Figure contents as structured data:

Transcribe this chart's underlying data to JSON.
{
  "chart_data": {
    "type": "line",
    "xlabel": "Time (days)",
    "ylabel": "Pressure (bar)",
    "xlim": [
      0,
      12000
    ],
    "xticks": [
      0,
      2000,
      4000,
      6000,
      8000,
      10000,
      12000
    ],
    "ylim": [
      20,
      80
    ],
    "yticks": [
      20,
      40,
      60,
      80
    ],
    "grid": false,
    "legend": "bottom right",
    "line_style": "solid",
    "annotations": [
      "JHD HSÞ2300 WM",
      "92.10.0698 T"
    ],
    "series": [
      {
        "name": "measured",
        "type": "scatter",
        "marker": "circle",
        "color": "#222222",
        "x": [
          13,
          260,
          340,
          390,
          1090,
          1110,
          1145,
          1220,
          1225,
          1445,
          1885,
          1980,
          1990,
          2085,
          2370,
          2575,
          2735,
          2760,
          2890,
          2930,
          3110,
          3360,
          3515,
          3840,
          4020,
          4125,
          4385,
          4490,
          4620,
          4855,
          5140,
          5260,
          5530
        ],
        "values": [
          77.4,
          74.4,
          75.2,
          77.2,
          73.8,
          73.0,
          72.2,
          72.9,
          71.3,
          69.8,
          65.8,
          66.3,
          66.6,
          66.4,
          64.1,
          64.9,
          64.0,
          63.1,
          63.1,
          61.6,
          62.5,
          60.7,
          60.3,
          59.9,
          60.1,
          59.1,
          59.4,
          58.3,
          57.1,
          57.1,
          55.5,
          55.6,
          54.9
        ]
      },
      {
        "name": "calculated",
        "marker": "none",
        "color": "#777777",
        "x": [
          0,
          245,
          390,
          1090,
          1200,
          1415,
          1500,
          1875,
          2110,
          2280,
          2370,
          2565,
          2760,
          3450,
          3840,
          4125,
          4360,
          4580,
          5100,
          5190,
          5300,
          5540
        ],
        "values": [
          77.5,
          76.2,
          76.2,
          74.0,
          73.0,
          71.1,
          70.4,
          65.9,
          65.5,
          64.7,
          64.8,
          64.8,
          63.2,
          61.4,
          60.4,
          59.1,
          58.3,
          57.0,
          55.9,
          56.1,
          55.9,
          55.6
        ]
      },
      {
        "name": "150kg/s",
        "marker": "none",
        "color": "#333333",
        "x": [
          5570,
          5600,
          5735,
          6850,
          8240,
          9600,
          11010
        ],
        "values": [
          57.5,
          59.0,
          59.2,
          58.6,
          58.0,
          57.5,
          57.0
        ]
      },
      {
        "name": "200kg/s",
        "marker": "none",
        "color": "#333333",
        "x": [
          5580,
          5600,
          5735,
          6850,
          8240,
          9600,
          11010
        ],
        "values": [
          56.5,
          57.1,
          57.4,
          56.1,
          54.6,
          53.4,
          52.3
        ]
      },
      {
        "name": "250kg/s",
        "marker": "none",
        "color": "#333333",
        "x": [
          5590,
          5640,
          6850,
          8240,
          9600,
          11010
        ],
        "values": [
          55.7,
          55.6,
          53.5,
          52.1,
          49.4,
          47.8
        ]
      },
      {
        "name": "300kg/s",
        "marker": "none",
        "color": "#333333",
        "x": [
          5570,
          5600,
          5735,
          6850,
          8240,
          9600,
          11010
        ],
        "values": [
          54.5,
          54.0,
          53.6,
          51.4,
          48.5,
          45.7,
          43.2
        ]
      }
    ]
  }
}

SET TASK: Write out the material exactly as given.

THE RESPONSE:
Transcribe this chart's underlying data to JSON.
{
  "chart_data": {
    "type": "line",
    "xlabel": "Time (days)",
    "ylabel": "Pressure (bar)",
    "xlim": [
      0,
      12000
    ],
    "xticks": [
      0,
      2000,
      4000,
      6000,
      8000,
      10000,
      12000
    ],
    "ylim": [
      20,
      80
    ],
    "yticks": [
      20,
      40,
      60,
      80
    ],
    "grid": false,
    "legend": "bottom right",
    "line_style": "solid",
    "annotations": [
      "JHD HSÞ2300 WM",
      "92.10.0698 T"
    ],
    "series": [
      {
        "name": "measured",
        "type": "scatter",
        "marker": "circle",
        "color": "#222222",
        "x": [
          13,
          260,
          340,
          390,
          1090,
          1110,
          1145,
          1220,
          1225,
          1445,
          1885,
          1980,
          1990,
          2085,
          2370,
          2575,
          2735,
          2760,
          2890,
          2930,
          3110,
          3360,
          3515,
          3840,
          4020,
          4125,
          4385,
          4490,
          4620,
          4855,
          5140,
          5260,
          5530
        ],
        "values": [
          77.4,
          74.4,
          75.2,
          77.2,
          73.8,
          73.0,
          72.2,
          72.9,
          71.3,
          69.8,
          65.8,
          66.3,
          66.6,
          66.4,
          64.1,
          64.9,
          64.0,
          63.1,
          63.1,
          61.6,
          62.5,
          60.7,
          60.3,
          59.9,
          60.1,
          59.1,
          59.4,
          58.3,
          57.1,
          57.1,
          55.5,
          55.6,
          54.9
        ]
      },
      {
        "name": "calculated",
        "marker": "none",
        "color": "#777777",
        "x": [
          0,
          245,
          390,
          1090,
          1200,
          1415,
          1500,
          1875,
          2110,
          2280,
          2370,
          2565,
          2760,
          3450,
          3840,
          4125,
          4360,
          4580,
          5100,
          5190,
          5300,
          5540
        ],
        "values": [
          77.5,
          76.2,
          76.2,
          74.0,
          73.0,
          71.1,
          70.4,
          65.9,
          65.5,
          64.7,
          64.8,
          64.8,
          63.2,
          61.4,
          60.4,
          59.1,
          58.3,
          57.0,
          55.9,
          56.1,
          55.9,
          55.6
        ]
      },
      {
        "name": "150kg/s",
        "marker": "none",
        "color": "#333333",
        "x": [
          5570,
          5600,
          5735,
          6850,
          8240,
          9600,
          11010
        ],
        "values": [
          57.5,
          59.0,
          59.2,
          58.6,
          58.0,
          57.5,
          57.0
        ]
      },
      {
        "name": "200kg/s",
        "marker": "none",
        "color": "#333333",
        "x": [
          5580,
          5600,
          5735,
          6850,
          8240,
          9600,
          11010
        ],
        "values": [
          56.5,
          57.1,
          57.4,
          56.1,
          54.6,
          53.4,
          52.3
        ]
      },
      {
        "name": "250kg/s",
        "marker": "none",
        "color": "#333333",
        "x": [
          5590,
          5640,
          6850,
          8240,
          9600,
          11010
        ],
        "values": [
          55.7,
          55.6,
          53.5,
          52.1,
          49.4,
          47.8
        ]
      },
      {
        "name": "300kg/s",
        "marker": "none",
        "color": "#333333",
        "x": [
          5570,
          5600,
          5735,
          6850,
          8240,
          9600,
          11010
        ],
        "values": [
          54.5,
          54.0,
          53.6,
          51.4,
          48.5,
          45.7,
          43.2
        ]
      }
    ]
  }
}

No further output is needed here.